Required action:
Restate every record exactly, with nothing skipped.

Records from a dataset
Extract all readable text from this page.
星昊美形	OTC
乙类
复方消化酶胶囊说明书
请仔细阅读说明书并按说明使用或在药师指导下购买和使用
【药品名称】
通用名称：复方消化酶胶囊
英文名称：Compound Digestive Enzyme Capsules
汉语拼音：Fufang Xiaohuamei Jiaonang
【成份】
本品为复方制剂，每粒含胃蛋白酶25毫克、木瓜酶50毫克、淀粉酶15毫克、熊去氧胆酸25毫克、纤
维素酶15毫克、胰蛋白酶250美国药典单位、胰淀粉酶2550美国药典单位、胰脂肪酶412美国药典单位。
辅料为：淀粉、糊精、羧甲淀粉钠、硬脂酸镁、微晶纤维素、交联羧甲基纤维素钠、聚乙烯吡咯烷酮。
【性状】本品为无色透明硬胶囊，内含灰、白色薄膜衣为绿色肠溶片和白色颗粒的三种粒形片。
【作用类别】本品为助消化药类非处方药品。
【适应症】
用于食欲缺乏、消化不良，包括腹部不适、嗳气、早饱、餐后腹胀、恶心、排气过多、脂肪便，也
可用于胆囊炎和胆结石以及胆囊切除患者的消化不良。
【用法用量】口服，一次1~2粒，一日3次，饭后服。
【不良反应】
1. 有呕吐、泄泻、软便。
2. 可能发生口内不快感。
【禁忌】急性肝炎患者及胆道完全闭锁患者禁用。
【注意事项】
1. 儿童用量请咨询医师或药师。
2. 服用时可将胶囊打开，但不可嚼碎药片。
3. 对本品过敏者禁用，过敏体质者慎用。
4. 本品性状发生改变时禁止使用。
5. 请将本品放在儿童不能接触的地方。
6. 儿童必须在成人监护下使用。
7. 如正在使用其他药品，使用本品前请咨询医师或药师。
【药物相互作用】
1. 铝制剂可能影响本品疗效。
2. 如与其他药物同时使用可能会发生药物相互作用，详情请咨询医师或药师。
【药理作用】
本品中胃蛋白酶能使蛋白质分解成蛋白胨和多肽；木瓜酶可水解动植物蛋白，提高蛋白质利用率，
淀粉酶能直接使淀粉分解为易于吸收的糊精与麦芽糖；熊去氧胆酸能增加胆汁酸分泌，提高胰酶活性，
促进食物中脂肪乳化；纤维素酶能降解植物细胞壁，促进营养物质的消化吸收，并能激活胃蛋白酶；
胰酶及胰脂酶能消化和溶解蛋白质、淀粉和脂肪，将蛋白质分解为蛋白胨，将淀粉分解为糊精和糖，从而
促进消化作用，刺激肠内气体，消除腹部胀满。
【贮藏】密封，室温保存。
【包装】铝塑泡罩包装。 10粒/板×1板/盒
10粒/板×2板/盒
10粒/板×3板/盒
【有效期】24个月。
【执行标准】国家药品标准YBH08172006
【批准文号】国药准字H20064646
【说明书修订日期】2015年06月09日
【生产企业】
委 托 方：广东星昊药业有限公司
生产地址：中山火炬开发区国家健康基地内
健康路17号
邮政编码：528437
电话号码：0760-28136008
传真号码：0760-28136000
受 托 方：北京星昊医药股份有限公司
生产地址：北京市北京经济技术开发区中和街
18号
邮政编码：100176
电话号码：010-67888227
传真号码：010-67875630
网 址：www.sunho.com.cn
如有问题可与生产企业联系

Solution:
Extract all readable text from this page.
星昊美形	OTC
乙类
复方消化酶胶囊说明书
请仔细阅读说明书并按说明使用或在药师指导下购买和使用
【药品名称】
通用名称：复方消化酶胶囊
英文名称：Compound Digestive Enzyme Capsules
汉语拼音：Fufang Xiaohuamei Jiaonang
【成份】
本品为复方制剂，每粒含胃蛋白酶25毫克、木瓜酶50毫克、淀粉酶15毫克、熊去氧胆酸25毫克、纤
维素酶15毫克、胰蛋白酶250美国药典单位、胰淀粉酶2550美国药典单位、胰脂肪酶412美国药典单位。
辅料为：淀粉、糊精、羧甲淀粉钠、硬脂酸镁、微晶纤维素、交联羧甲基纤维素钠、聚乙烯吡咯烷酮。
【性状】本品为无色透明硬胶囊，内含灰、白色薄膜衣为绿色肠溶片和白色颗粒的三种粒形片。
【作用类别】本品为助消化药类非处方药品。
【适应症】
用于食欲缺乏、消化不良，包括腹部不适、嗳气、早饱、餐后腹胀、恶心、排气过多、脂肪便，也
可用于胆囊炎和胆结石以及胆囊切除患者的消化不良。
【用法用量】口服，一次1~2粒，一日3次，饭后服。
【不良反应】
1. 有呕吐、泄泻、软便。
2. 可能发生口内不快感。
【禁忌】急性肝炎患者及胆道完全闭锁患者禁用。
【注意事项】
1. 儿童用量请咨询医师或药师。
2. 服用时可将胶囊打开，但不可嚼碎药片。
3. 对本品过敏者禁用，过敏体质者慎用。
4. 本品性状发生改变时禁止使用。
5. 请将本品放在儿童不能接触的地方。
6. 儿童必须在成人监护下使用。
7. 如正在使用其他药品，使用本品前请咨询医师或药师。
【药物相互作用】
1. 铝制剂可能影响本品疗效。
2. 如与其他药物同时使用可能会发生药物相互作用，详情请咨询医师或药师。
【药理作用】
本品中胃蛋白酶能使蛋白质分解成蛋白胨和多肽；木瓜酶可水解动植物蛋白，提高蛋白质利用率，
淀粉酶能直接使淀粉分解为易于吸收的糊精与麦芽糖；熊去氧胆酸能增加胆汁酸分泌，提高胰酶活性，
促进食物中脂肪乳化；纤维素酶能降解植物细胞壁，促进营养物质的消化吸收，并能激活胃蛋白酶；
胰酶及胰脂酶能消化和溶解蛋白质、淀粉和脂肪，将蛋白质分解为蛋白胨，将淀粉分解为糊精和糖，从而
促进消化作用，刺激肠内气体，消除腹部胀满。
【贮藏】密封，室温保存。
【包装】铝塑泡罩包装。 10粒/板×1板/盒
10粒/板×2板/盒
10粒/板×3板/盒
【有效期】24个月。
【执行标准】国家药品标准YBH08172006
【批准文号】国药准字H20064646
【说明书修订日期】2015年06月09日
【生产企业】
委 托 方：广东星昊药业有限公司
生产地址：中山火炬开发区国家健康基地内
健康路17号
邮政编码：528437
电话号码：0760-28136008
传真号码：0760-28136000
受 托 方：北京星昊医药股份有限公司
生产地址：北京市北京经济技术开发区中和街
18号
邮政编码：100176
电话号码：010-67888227
传真号码：010-67875630
网 址：www.sunho.com.cn
如有问题可与生产企业联系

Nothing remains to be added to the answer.